## Required work
Copy all of the material below exactly.

## Records for processing

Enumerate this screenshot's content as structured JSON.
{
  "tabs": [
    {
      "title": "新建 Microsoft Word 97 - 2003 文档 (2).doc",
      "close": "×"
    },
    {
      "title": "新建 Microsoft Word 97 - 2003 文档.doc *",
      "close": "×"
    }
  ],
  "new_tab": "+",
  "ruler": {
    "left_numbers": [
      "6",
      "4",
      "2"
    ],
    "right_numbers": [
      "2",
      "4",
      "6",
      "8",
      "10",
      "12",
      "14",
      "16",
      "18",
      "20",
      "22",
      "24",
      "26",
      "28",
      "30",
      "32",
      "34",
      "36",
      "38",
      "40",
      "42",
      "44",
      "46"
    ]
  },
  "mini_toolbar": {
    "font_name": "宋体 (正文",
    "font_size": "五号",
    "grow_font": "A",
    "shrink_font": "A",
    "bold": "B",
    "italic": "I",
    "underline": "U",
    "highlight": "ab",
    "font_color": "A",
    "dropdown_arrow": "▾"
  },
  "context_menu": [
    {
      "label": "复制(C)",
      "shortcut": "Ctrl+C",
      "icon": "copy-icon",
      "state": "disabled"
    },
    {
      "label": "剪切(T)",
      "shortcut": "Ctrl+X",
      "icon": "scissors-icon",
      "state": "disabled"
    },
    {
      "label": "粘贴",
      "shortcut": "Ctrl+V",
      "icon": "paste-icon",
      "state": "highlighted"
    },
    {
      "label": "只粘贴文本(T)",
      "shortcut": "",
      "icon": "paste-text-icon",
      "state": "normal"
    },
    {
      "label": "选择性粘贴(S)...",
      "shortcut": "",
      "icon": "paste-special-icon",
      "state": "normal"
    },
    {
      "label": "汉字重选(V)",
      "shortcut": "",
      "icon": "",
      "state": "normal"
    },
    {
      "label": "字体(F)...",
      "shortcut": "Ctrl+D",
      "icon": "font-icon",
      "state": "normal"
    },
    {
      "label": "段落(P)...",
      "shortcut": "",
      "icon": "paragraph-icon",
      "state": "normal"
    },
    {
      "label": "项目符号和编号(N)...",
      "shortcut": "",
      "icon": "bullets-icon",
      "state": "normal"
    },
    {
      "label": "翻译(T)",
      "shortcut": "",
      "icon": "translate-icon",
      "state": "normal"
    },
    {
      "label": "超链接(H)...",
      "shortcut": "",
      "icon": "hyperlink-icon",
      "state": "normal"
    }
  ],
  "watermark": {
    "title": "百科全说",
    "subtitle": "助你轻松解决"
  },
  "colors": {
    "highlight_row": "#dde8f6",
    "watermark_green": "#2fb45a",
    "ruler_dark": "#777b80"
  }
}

## Written solution
Enumerate this screenshot's content as structured JSON.
{
  "tabs": [
    {
      "title": "新建 Microsoft Word 97 - 2003 文档 (2).doc",
      "close": "×"
    },
    {
      "title": "新建 Microsoft Word 97 - 2003 文档.doc *",
      "close": "×"
    }
  ],
  "new_tab": "+",
  "ruler": {
    "left_numbers": [
      "6",
      "4",
      "2"
    ],
    "right_numbers": [
      "2",
      "4",
      "6",
      "8",
      "10",
      "12",
      "14",
      "16",
      "18",
      "20",
      "22",
      "24",
      "26",
      "28",
      "30",
      "32",
      "34",
      "36",
      "38",
      "40",
      "42",
      "44",
      "46"
    ]
  },
  "mini_toolbar": {
    "font_name": "宋体 (正文",
    "font_size": "五号",
    "grow_font": "A",
    "shrink_font": "A",
    "bold": "B",
    "italic": "I",
    "underline": "U",
    "highlight": "ab",
    "font_color": "A",
    "dropdown_arrow": "▾"
  },
  "context_menu": [
    {
      "label": "复制(C)",
      "shortcut": "Ctrl+C",
      "icon": "copy-icon",
      "state": "disabled"
    },
    {
      "label": "剪切(T)",
      "shortcut": "Ctrl+X",
      "icon": "scissors-icon",
      "state": "disabled"
    },
    {
      "label": "粘贴",
      "shortcut": "Ctrl+V",
      "icon": "paste-icon",
      "state": "highlighted"
    },
    {
      "label": "只粘贴文本(T)",
      "shortcut": "",
      "icon": "paste-text-icon",
      "state": "normal"
    },
    {
      "label": "选择性粘贴(S)...",
      "shortcut": "",
      "icon": "paste-special-icon",
      "state": "normal"
    },
    {
      "label": "汉字重选(V)",
      "shortcut": "",
      "icon": "",
      "state": "normal"
    },
    {
      "label": "字体(F)...",
      "shortcut": "Ctrl+D",
      "icon": "font-icon",
      "state": "normal"
    },
    {
      "label": "段落(P)...",
      "shortcut": "",
      "icon": "paragraph-icon",
      "state": "normal"
    },
    {
      "label": "项目符号和编号(N)...",
      "shortcut": "",
      "icon": "bullets-icon",
      "state": "normal"
    },
    {
      "label": "翻译(T)",
      "shortcut": "",
      "icon": "translate-icon",
      "state": "normal"
    },
    {
      "label": "超链接(H)...",
      "shortcut": "",
      "icon": "hyperlink-icon",
      "state": "normal"
    }
  ],
  "watermark": {
    "title": "百科全说",
    "subtitle": "助你轻松解决"
  },
  "colors": {
    "highlight_row": "#dde8f6",
    "watermark_green": "#2fb45a",
    "ruler_dark": "#777b80"
  }
}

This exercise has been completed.